╭─ Input records

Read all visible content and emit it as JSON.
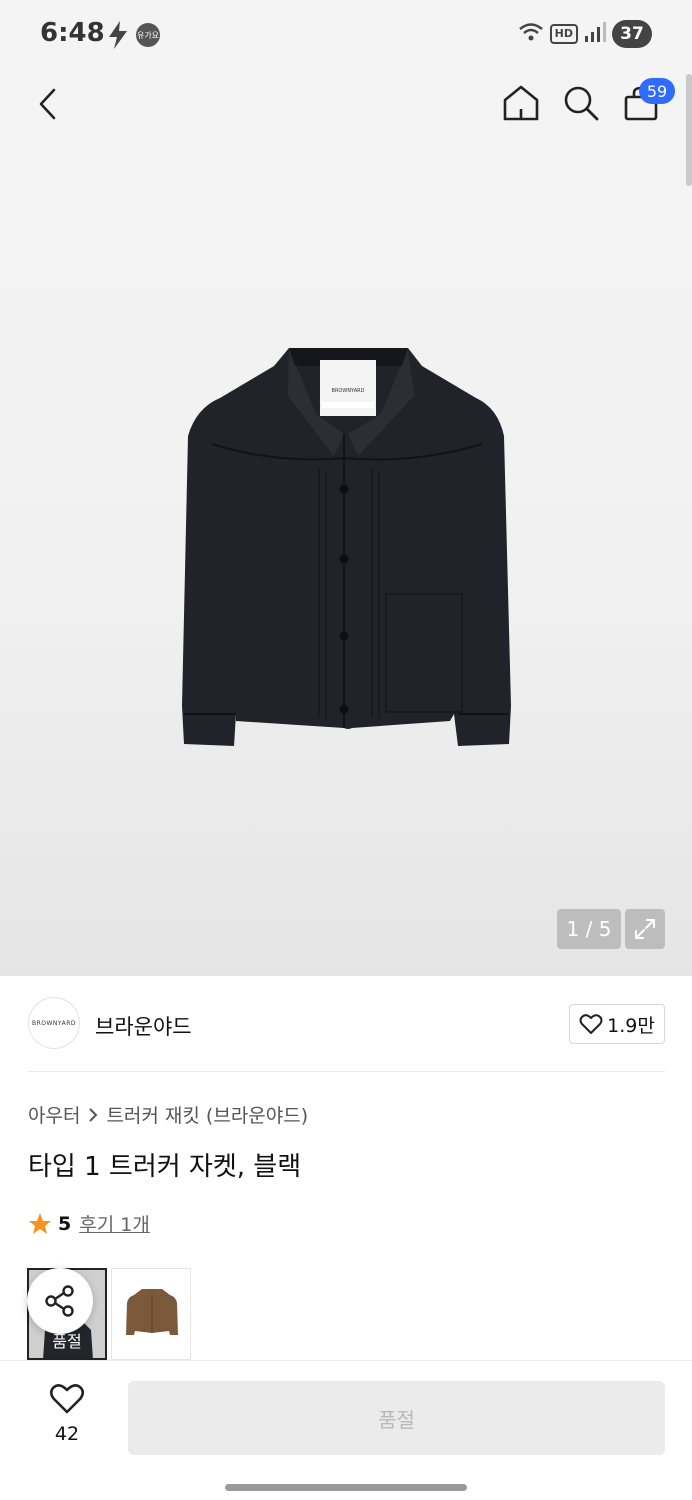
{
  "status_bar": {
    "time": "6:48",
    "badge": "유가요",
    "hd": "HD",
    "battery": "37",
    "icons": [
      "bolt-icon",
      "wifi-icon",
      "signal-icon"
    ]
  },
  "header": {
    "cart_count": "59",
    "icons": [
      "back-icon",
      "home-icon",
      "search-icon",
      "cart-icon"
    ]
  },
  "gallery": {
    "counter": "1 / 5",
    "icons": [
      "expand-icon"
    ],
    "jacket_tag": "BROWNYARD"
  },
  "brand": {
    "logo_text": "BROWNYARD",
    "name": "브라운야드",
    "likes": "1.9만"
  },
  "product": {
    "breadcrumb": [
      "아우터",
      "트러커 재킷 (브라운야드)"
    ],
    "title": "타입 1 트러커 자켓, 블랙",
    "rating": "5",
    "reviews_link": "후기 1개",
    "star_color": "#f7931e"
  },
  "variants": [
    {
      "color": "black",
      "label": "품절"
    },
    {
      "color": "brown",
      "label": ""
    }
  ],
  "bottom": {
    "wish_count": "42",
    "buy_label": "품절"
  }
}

╰─

#### [Exercise]
Exclude every picture and copy the remaining data exactly.

#### [Task solution]
Read all visible content and emit it as JSON.
{
  "status_bar": {
    "time": "6:48",
    "badge": "유가요",
    "hd": "HD",
    "battery": "37",
    "icons": [
      "bolt-icon",
      "wifi-icon",
      "signal-icon"
    ]
  },
  "header": {
    "cart_count": "59",
    "icons": [
      "back-icon",
      "home-icon",
      "search-icon",
      "cart-icon"
    ]
  },
  "gallery": {
    "counter": "1 / 5",
    "icons": [
      "expand-icon"
    ],
    "jacket_tag": "BROWNYARD"
  },
  "brand": {
    "logo_text": "BROWNYARD",
    "name": "브라운야드",
    "likes": "1.9만"
  },
  "product": {
    "breadcrumb": [
      "아우터",
      "트러커 재킷 (브라운야드)"
    ],
    "title": "타입 1 트러커 자켓, 블랙",
    "rating": "5",
    "reviews_link": "후기 1개",
    "star_color": "#f7931e"
  },
  "variants": [
    {
      "color": "black",
      "label": "품절"
    },
    {
      "color": "brown",
      "label": ""
    }
  ],
  "bottom": {
    "wish_count": "42",
    "buy_label": "품절"
  }
}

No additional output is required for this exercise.